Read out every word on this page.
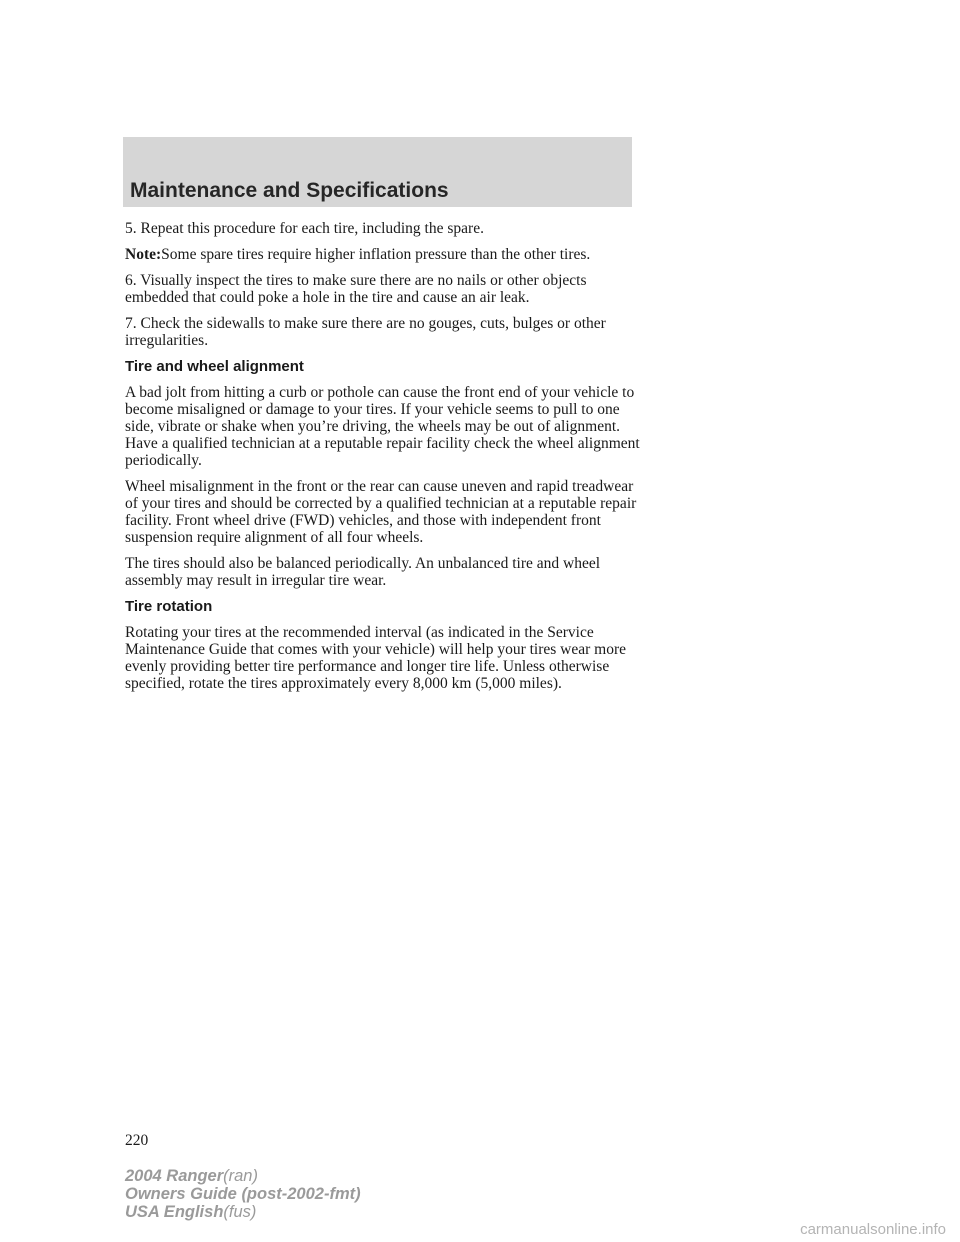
Maintenance and Specifications

5. Repeat this procedure for each tire, including the spare.

Note:Some spare tires require higher inflation pressure than the other tires.

6. Visually inspect the tires to make sure there are no nails or other objects embedded that could poke a hole in the tire and cause an air leak.

7. Check the sidewalls to make sure there are no gouges, cuts, bulges or other irregularities.

Tire and wheel alignment

A bad jolt from hitting a curb or pothole can cause the front end of your vehicle to become misaligned or damage to your tires. If your vehicle seems to pull to one side, vibrate or shake when you’re driving, the wheels may be out of alignment. Have a qualified technician at a reputable repair facility check the wheel alignment periodically.

Wheel misalignment in the front or the rear can cause uneven and rapid treadwear of your tires and should be corrected by a qualified technician at a reputable repair facility. Front wheel drive (FWD) vehicles, and those with independent front suspension require alignment of all four wheels.

The tires should also be balanced periodically. An unbalanced tire and wheel assembly may result in irregular tire wear.

Tire rotation

Rotating your tires at the recommended interval (as indicated in the Service Maintenance Guide that comes with your vehicle) will help your tires wear more evenly providing better tire performance and longer tire life. Unless otherwise specified, rotate the tires approximately every 8,000 km (5,000 miles).

220
2004 Ranger(ran)
Owners Guide (post-2002-fmt)
USA English(fus)
carmanualsonline.info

=-=-=

#### [Task goal]
Your copy should match the records word for word, with the pictures removed.

#### [Solution for this exercise]
Read out every word on this page.
Maintenance and Specifications

5. Repeat this procedure for each tire, including the spare.

Note:Some spare tires require higher inflation pressure than the other tires.

6. Visually inspect the tires to make sure there are no nails or other objects embedded that could poke a hole in the tire and cause an air leak.

7. Check the sidewalls to make sure there are no gouges, cuts, bulges or other irregularities.

Tire and wheel alignment

A bad jolt from hitting a curb or pothole can cause the front end of your vehicle to become misaligned or damage to your tires. If your vehicle seems to pull to one side, vibrate or shake when you’re driving, the wheels may be out of alignment. Have a qualified technician at a reputable repair facility check the wheel alignment periodically.

Wheel misalignment in the front or the rear can cause uneven and rapid treadwear of your tires and should be corrected by a qualified technician at a reputable repair facility. Front wheel drive (FWD) vehicles, and those with independent front suspension require alignment of all four wheels.

The tires should also be balanced periodically. An unbalanced tire and wheel assembly may result in irregular tire wear.

Tire rotation

Rotating your tires at the recommended interval (as indicated in the Service Maintenance Guide that comes with your vehicle) will help your tires wear more evenly providing better tire performance and longer tire life. Unless otherwise specified, rotate the tires approximately every 8,000 km (5,000 miles).

220
2004 Ranger(ran)
Owners Guide (post-2002-fmt)
USA English(fus)
carmanualsonline.info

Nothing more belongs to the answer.